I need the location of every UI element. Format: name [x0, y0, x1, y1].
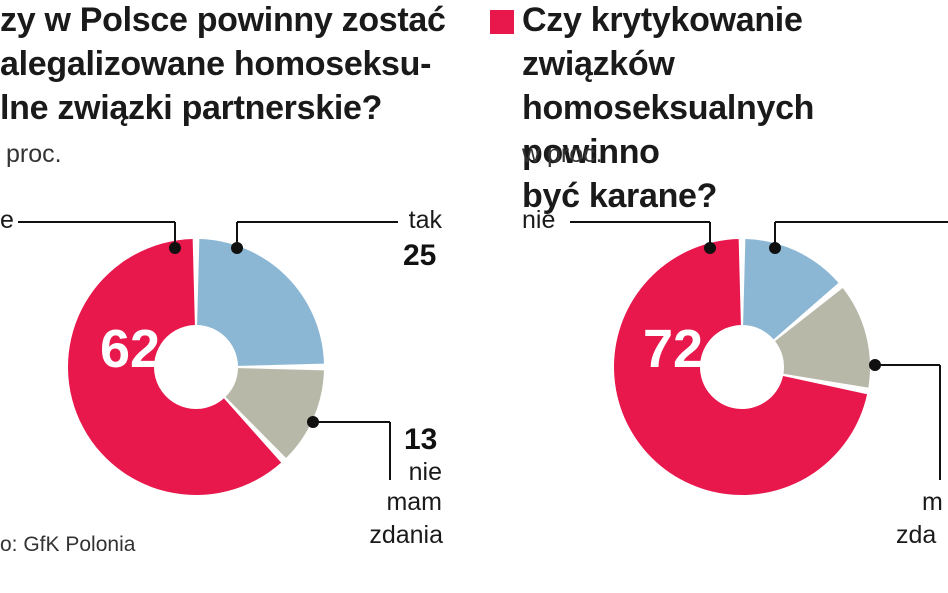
chart-1-value-tak: 25: [403, 239, 437, 272]
slice-nie: [614, 239, 868, 496]
chart-1-value-nie: 62: [100, 319, 161, 379]
slice-nie-mam-zdania: [225, 368, 324, 458]
leader-tak-2-dot: [769, 242, 781, 254]
leader-nie-2-dot: [704, 242, 716, 254]
chart-2-donut: [614, 239, 870, 496]
leader-tak-1-dot: [231, 242, 243, 254]
chart-2-label-nie: nie: [522, 206, 556, 234]
chart-2-label-nmz-3: zda: [896, 521, 937, 549]
chart-2-value-nie: 72: [643, 319, 704, 379]
chart-1-donut: [67, 239, 324, 495]
chart-1-unit: proc.: [6, 140, 62, 168]
chart-1-label-nmz-3: zdania: [369, 521, 443, 549]
slice-tak: [197, 239, 324, 366]
chart-1-title: zy w Polsce powinny zostać alegalizowane…: [0, 1, 446, 127]
leader-nie-1-dot: [169, 242, 181, 254]
slice-tak: [743, 239, 839, 340]
chart-1-value-nmz: 13: [404, 423, 438, 456]
chart-1-leaders: [18, 221, 398, 480]
chart-2-title: Czy krytykowanie związków homoseksualnyc…: [522, 1, 815, 215]
chart-1-label-nmz-2: mam: [386, 488, 442, 516]
chart-1-label-nmz-1: nie: [408, 458, 442, 486]
chart-2-title-marker: [490, 10, 514, 34]
chart-1-source: o: GfK Polonia: [0, 533, 136, 556]
slice-nie-mam-zdania: [775, 288, 870, 388]
chart-2-label-nmz-2: m: [922, 488, 943, 516]
slice-nie: [67, 239, 282, 495]
chart-1-label-nie: e: [0, 206, 14, 234]
chart-2-unit: w proc.: [522, 140, 603, 168]
chart-2-leaders: [570, 221, 948, 480]
chart-1-label-tak: tak: [408, 206, 442, 234]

==============================

*WHAT YOU NEED TO DO*
Print every line of the records, starting with the line that contains "chart-1-value-tak: 25: [403, 239, 437, 272]" and going on through the last line, keeping each one unchanged.

*COMPLETE OUTPUT*
chart-1-value-tak: 25: [403, 239, 437, 272]
slice-nie: [614, 239, 868, 496]
chart-1-value-nie: 62: [100, 319, 161, 379]
slice-nie-mam-zdania: [225, 368, 324, 458]
leader-tak-2-dot: [769, 242, 781, 254]
leader-nie-2-dot: [704, 242, 716, 254]
chart-2-donut: [614, 239, 870, 496]
leader-tak-1-dot: [231, 242, 243, 254]
chart-2-label-nie: nie: [522, 206, 556, 234]
chart-2-label-nmz-3: zda: [896, 521, 937, 549]
chart-2-value-nie: 72: [643, 319, 704, 379]
chart-1-donut: [67, 239, 324, 495]
chart-1-unit: proc.: [6, 140, 62, 168]
chart-1-label-nmz-3: zdania: [369, 521, 443, 549]
slice-tak: [197, 239, 324, 366]
chart-1-title: zy w Polsce powinny zostać alegalizowane…: [0, 1, 446, 127]
leader-nie-1-dot: [169, 242, 181, 254]
slice-tak: [743, 239, 839, 340]
chart-1-value-nmz: 13: [404, 423, 438, 456]
chart-1-leaders: [18, 221, 398, 480]
chart-2-title: Czy krytykowanie związków homoseksualnyc…: [522, 1, 815, 215]
chart-1-label-nmz-2: mam: [386, 488, 442, 516]
chart-1-label-nmz-1: nie: [408, 458, 442, 486]
chart-2-title-marker: [490, 10, 514, 34]
chart-1-source: o: GfK Polonia: [0, 533, 136, 556]
slice-nie-mam-zdania: [775, 288, 870, 388]
chart-2-label-nmz-2: m: [922, 488, 943, 516]
slice-nie: [67, 239, 282, 495]
chart-1-label-nie: e: [0, 206, 14, 234]
chart-2-unit: w proc.: [522, 140, 603, 168]
chart-2-leaders: [570, 221, 948, 480]
chart-1-label-tak: tak: [408, 206, 442, 234]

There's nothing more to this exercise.